Dataset items
* Start *

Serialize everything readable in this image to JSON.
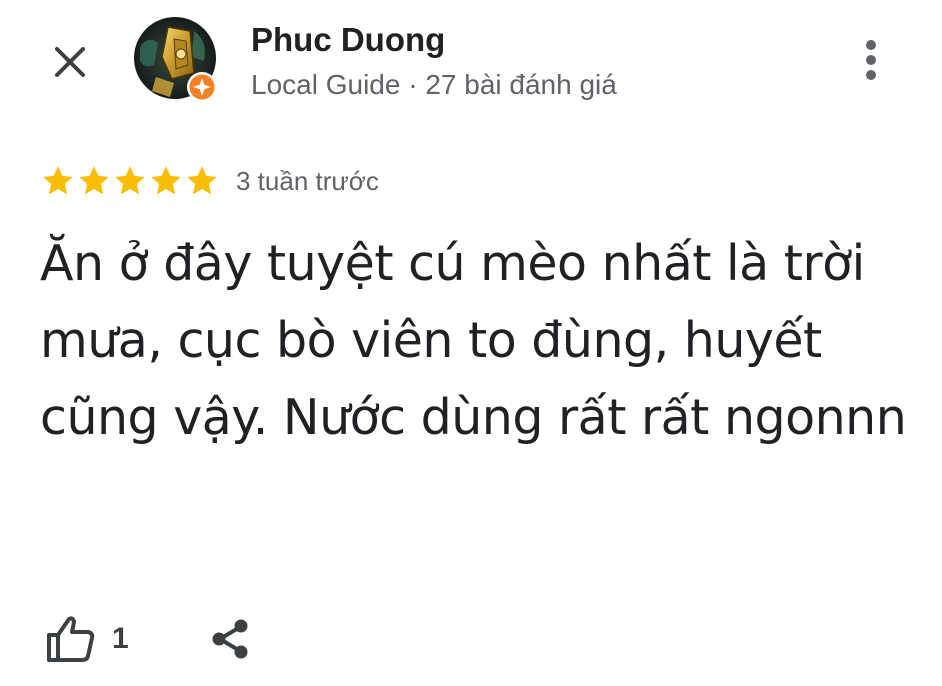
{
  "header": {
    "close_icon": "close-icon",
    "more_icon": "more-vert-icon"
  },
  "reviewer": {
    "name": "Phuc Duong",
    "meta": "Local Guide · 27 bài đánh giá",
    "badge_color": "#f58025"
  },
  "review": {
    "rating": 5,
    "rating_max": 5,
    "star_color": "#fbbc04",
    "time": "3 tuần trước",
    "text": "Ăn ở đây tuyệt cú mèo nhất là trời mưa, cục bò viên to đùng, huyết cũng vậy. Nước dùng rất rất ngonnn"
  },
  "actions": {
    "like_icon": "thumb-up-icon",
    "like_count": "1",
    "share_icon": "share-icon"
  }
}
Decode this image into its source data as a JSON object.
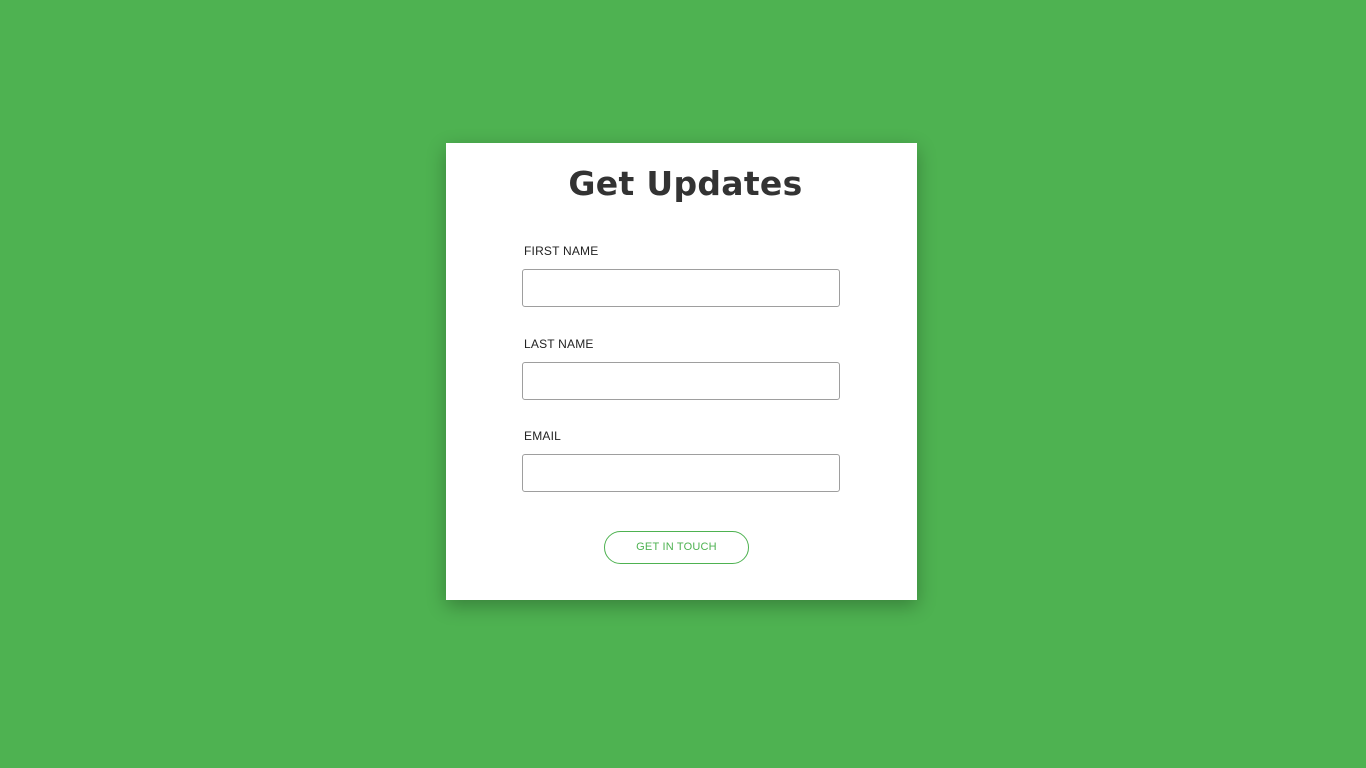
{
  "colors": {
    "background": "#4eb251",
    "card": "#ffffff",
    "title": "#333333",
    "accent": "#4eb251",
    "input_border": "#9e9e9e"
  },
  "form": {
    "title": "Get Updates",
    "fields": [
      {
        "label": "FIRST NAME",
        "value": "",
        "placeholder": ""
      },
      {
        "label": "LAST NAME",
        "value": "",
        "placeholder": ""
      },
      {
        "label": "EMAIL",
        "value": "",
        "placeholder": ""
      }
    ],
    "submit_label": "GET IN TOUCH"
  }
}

* End *
* Start *

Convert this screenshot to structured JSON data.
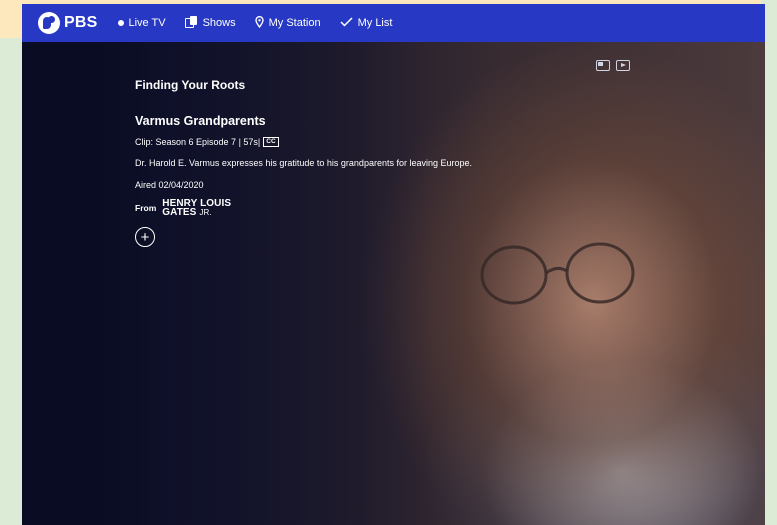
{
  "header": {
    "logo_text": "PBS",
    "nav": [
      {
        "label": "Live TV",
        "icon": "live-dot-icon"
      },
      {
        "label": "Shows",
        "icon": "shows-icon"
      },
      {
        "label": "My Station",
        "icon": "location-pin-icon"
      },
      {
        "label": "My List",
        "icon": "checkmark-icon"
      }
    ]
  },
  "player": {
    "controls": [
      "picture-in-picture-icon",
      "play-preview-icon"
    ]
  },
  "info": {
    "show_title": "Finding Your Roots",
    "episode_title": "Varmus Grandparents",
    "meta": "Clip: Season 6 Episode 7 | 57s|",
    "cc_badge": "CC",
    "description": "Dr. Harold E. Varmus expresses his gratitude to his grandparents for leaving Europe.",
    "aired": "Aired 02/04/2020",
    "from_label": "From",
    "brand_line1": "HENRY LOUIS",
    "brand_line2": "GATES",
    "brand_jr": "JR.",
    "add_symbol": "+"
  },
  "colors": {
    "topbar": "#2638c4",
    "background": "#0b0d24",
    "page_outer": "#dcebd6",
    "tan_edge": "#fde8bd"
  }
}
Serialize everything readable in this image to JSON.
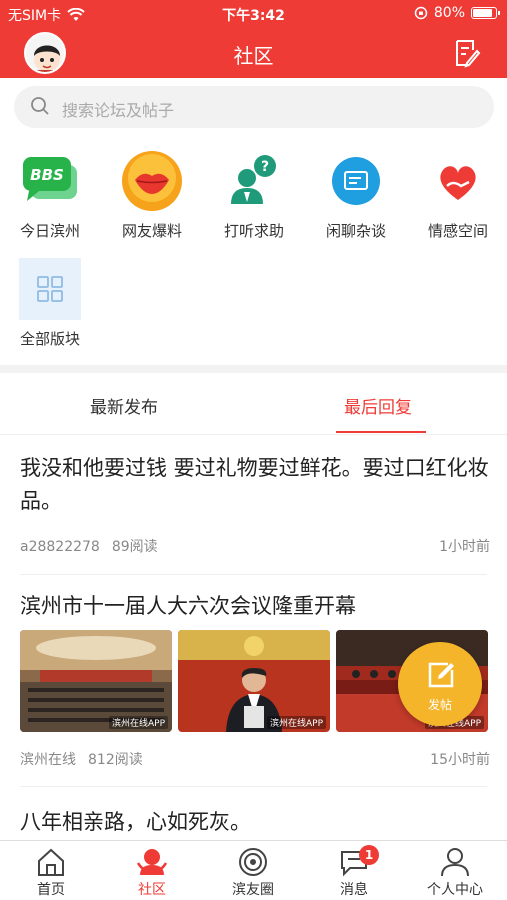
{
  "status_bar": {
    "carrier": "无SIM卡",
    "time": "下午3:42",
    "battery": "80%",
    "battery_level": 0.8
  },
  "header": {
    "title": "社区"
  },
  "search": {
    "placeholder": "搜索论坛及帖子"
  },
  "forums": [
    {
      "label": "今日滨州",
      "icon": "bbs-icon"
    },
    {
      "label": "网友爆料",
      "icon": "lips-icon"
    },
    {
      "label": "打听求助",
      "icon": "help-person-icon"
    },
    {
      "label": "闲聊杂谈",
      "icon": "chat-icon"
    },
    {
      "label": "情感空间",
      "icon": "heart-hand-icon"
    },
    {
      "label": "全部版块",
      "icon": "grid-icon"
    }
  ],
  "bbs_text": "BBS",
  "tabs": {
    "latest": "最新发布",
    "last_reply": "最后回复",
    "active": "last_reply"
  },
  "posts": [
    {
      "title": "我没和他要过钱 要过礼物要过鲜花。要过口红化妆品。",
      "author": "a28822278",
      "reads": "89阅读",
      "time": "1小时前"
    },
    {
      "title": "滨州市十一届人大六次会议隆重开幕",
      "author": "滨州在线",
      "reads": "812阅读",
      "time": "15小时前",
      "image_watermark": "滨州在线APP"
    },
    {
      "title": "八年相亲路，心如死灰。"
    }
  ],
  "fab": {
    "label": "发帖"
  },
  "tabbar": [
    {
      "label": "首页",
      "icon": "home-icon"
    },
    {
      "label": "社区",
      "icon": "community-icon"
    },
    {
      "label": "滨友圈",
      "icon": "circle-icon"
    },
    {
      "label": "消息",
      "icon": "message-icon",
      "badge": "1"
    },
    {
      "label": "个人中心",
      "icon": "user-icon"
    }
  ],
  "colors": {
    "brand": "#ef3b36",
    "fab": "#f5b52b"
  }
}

* End *

From the listing above, pick out every line containing "Varmus".

### SOLUTION TO THE PROBLEM
    "episode_title": "Varmus Grandparents",
    "description": "Dr. Harold E. Varmus expresses his gratitude to his grandparents for leaving Europe.",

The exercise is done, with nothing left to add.